═════ Records provided

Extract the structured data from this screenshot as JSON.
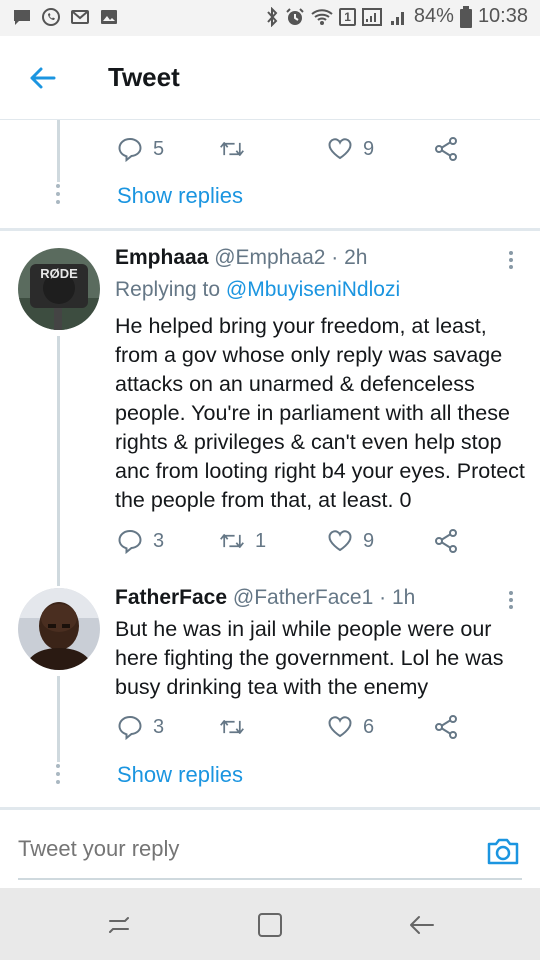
{
  "status_bar": {
    "battery_percent": "84%",
    "time": "10:38",
    "sim_badge": "1"
  },
  "header": {
    "title": "Tweet"
  },
  "top_tweet": {
    "reply_count": "5",
    "retweet_count": "",
    "like_count": "9",
    "show_replies": "Show replies"
  },
  "tweets": [
    {
      "name": "Emphaaa",
      "handle": "@Emphaa2",
      "time": "· 2h",
      "replying_prefix": "Replying to",
      "replying_handle": "@MbuyiseniNdlozi",
      "text": "He helped bring your freedom, at least, from a gov whose only reply was savage attacks on an unarmed & defenceless people. You're in parliament with all these rights & privileges & can't even help stop anc from looting right b4 your eyes. Protect the people from that, at least. 0",
      "reply_count": "3",
      "retweet_count": "1",
      "like_count": "9",
      "avatar_label": "RØDE"
    },
    {
      "name": "FatherFace",
      "handle": "@FatherFace1",
      "time": "· 1h",
      "text": "But he was in jail while people were our here fighting the government. Lol he was busy drinking tea with the enemy",
      "reply_count": "3",
      "retweet_count": "",
      "like_count": "6",
      "show_replies": "Show replies"
    }
  ],
  "composer": {
    "placeholder": "Tweet your reply"
  },
  "colors": {
    "accent": "#1b95e0",
    "muted": "#657786",
    "thread": "#cfd9de"
  }
}
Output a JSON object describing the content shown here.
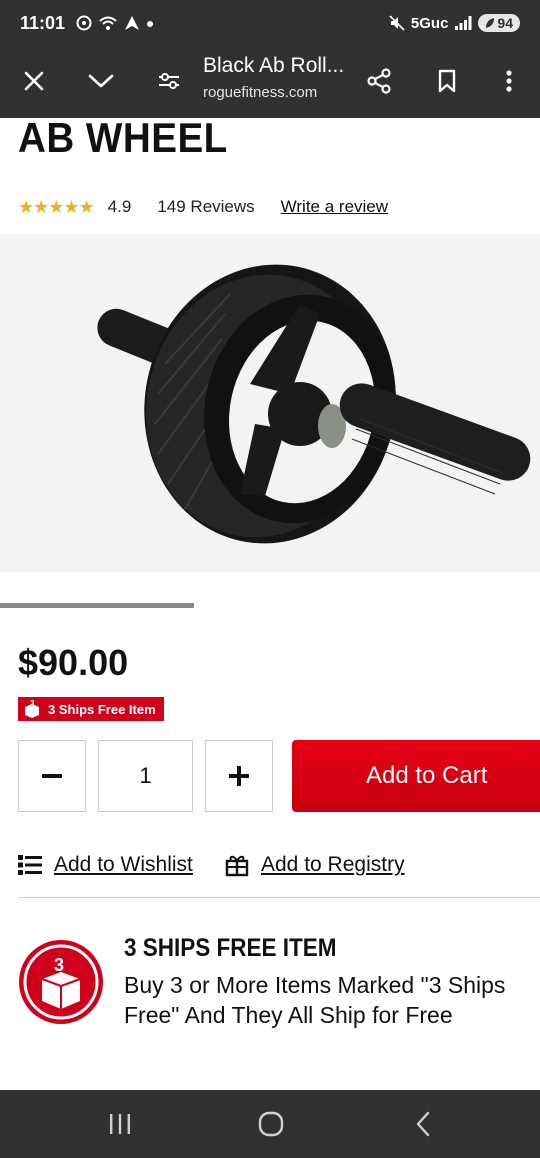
{
  "status_bar": {
    "time": "11:01",
    "network": "5Guc",
    "battery": "94"
  },
  "browser": {
    "page_title": "Black Ab Roll...",
    "url": "roguefitness.com"
  },
  "product": {
    "name": "AB WHEEL",
    "rating": "4.9",
    "stars": "★★★★★",
    "star_count": 5,
    "reviews": "149 Reviews",
    "write_review": "Write a review",
    "price": "$90.00",
    "badge_label": "3 Ships Free Item",
    "carousel_progress": 0.36
  },
  "purchase": {
    "minus_label": "−",
    "quantity": "1",
    "plus_label": "+",
    "add_to_cart": "Add to Cart"
  },
  "links": {
    "wishlist": "Add to Wishlist",
    "registry": "Add to Registry"
  },
  "ships_free": {
    "icon_number": "3",
    "title": "3 SHIPS FREE ITEM",
    "description": "Buy 3 or More Items Marked \"3 Ships Free\" And They All Ship for Free"
  },
  "colors": {
    "accent_red": "#d0021b",
    "star_gold": "#f2b01e",
    "toolbar_bg": "#2f3133"
  }
}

══════════

Starting from the line where "Output a JSON" appears, copy every line through the end of the material, both ends included, but no pictures.

Written reply -
Output a JSON object describing the content shown here.
{
  "status_bar": {
    "time": "11:01",
    "network": "5Guc",
    "battery": "94"
  },
  "browser": {
    "page_title": "Black Ab Roll...",
    "url": "roguefitness.com"
  },
  "product": {
    "name": "AB WHEEL",
    "rating": "4.9",
    "stars": "★★★★★",
    "star_count": 5,
    "reviews": "149 Reviews",
    "write_review": "Write a review",
    "price": "$90.00",
    "badge_label": "3 Ships Free Item",
    "carousel_progress": 0.36
  },
  "purchase": {
    "minus_label": "−",
    "quantity": "1",
    "plus_label": "+",
    "add_to_cart": "Add to Cart"
  },
  "links": {
    "wishlist": "Add to Wishlist",
    "registry": "Add to Registry"
  },
  "ships_free": {
    "icon_number": "3",
    "title": "3 SHIPS FREE ITEM",
    "description": "Buy 3 or More Items Marked \"3 Ships Free\" And They All Ship for Free"
  },
  "colors": {
    "accent_red": "#d0021b",
    "star_gold": "#f2b01e",
    "toolbar_bg": "#2f3133"
  }
}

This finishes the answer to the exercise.